DESCRIPTION OF THE TASK: Find how many lines in the material contain "ECMWF"; your answer should be that number alone.

Collected data:
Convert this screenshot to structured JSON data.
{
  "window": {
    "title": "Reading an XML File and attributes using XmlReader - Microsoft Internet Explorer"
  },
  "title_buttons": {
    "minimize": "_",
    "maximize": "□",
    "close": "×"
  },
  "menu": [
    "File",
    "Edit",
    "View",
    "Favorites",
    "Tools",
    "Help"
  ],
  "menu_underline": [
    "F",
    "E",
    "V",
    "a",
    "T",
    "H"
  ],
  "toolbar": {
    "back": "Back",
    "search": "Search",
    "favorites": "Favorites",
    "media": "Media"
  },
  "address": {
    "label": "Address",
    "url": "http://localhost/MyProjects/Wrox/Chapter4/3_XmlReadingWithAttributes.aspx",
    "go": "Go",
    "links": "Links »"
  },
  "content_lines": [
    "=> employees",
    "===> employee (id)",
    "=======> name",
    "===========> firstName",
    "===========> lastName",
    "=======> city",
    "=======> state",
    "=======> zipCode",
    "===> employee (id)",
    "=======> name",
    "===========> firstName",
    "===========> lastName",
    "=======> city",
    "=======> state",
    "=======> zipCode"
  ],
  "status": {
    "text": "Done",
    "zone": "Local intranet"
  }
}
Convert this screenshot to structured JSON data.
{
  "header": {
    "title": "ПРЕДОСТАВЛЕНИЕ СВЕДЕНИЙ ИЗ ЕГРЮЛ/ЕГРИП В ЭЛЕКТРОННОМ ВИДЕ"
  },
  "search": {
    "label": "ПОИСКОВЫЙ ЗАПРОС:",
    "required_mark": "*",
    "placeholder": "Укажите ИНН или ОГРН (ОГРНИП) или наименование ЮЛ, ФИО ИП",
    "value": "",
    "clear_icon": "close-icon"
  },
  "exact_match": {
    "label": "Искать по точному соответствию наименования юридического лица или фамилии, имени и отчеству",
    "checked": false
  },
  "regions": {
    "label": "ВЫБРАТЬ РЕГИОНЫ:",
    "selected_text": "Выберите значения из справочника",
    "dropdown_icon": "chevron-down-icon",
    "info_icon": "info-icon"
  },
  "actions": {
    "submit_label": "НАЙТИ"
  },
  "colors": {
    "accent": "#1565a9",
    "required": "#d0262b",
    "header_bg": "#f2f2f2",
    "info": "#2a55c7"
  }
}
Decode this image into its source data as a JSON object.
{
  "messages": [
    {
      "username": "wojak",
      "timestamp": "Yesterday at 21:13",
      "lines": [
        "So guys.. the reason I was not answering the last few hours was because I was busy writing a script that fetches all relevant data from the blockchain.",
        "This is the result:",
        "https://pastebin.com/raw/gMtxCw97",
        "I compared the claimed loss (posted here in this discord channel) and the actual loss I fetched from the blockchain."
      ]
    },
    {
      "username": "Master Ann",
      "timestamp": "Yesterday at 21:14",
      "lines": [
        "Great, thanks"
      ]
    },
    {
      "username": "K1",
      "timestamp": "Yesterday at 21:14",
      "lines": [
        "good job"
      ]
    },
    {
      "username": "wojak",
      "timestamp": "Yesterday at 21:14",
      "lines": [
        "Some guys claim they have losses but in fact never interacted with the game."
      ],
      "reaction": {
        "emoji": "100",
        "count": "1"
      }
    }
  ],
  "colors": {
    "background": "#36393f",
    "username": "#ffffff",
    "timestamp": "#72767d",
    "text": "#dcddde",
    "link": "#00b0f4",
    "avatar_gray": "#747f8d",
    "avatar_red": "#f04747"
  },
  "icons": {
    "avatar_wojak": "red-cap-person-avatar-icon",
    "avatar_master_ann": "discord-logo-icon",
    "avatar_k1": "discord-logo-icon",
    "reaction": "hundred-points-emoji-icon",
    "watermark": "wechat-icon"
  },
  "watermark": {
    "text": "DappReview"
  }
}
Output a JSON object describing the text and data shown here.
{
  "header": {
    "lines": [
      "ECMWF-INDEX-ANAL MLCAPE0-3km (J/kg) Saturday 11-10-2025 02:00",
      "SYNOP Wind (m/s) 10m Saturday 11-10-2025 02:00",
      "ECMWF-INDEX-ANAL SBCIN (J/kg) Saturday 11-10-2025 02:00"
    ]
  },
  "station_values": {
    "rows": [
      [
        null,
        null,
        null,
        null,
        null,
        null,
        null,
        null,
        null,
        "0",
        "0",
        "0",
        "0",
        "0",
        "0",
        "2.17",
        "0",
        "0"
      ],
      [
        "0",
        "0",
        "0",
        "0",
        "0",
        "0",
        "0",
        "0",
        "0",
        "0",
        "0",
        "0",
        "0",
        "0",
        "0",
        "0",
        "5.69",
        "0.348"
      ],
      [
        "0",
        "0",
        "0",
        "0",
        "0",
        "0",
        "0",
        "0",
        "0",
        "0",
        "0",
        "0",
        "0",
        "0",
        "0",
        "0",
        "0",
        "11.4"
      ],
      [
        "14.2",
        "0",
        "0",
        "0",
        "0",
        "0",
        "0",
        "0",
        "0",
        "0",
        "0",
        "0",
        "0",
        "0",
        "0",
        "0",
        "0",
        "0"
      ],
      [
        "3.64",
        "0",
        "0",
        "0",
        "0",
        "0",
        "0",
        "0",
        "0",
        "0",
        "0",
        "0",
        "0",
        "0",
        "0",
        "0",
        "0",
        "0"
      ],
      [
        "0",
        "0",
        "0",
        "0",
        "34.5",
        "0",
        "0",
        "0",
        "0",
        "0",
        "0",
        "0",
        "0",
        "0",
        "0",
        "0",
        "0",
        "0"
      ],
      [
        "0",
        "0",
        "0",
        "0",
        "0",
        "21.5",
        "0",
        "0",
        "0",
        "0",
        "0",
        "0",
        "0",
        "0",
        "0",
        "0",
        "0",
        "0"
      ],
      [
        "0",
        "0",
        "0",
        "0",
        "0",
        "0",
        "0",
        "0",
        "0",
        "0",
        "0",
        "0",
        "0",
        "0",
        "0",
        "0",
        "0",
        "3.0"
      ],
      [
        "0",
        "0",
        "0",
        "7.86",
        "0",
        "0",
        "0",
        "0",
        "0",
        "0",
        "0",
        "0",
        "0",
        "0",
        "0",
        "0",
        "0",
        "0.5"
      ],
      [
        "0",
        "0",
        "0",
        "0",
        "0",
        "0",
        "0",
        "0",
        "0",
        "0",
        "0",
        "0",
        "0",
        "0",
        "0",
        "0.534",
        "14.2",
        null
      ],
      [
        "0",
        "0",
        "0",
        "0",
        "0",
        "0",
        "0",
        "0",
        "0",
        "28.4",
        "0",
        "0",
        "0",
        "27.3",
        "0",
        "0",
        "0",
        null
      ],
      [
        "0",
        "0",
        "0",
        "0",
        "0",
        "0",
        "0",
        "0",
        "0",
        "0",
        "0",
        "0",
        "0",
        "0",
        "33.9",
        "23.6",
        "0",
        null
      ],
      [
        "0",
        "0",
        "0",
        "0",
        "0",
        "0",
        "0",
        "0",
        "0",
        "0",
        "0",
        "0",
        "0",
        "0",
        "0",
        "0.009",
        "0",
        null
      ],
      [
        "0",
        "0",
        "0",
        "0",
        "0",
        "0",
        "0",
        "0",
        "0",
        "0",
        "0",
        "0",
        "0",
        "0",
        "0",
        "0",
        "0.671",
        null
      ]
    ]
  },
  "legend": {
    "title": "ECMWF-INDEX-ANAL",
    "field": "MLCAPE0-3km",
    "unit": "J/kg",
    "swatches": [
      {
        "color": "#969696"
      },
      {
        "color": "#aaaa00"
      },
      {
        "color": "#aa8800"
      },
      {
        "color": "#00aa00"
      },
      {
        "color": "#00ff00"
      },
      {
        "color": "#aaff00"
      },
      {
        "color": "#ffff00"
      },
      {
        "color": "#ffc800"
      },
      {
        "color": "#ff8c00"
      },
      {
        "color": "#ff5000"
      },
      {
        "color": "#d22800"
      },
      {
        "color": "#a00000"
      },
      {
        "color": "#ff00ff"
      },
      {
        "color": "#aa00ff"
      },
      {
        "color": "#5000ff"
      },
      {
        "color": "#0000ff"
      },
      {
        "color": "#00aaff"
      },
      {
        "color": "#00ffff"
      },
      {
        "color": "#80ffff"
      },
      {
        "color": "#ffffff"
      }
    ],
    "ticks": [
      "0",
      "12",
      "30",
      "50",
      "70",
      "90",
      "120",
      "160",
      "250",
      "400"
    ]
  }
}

THE REPLY: 3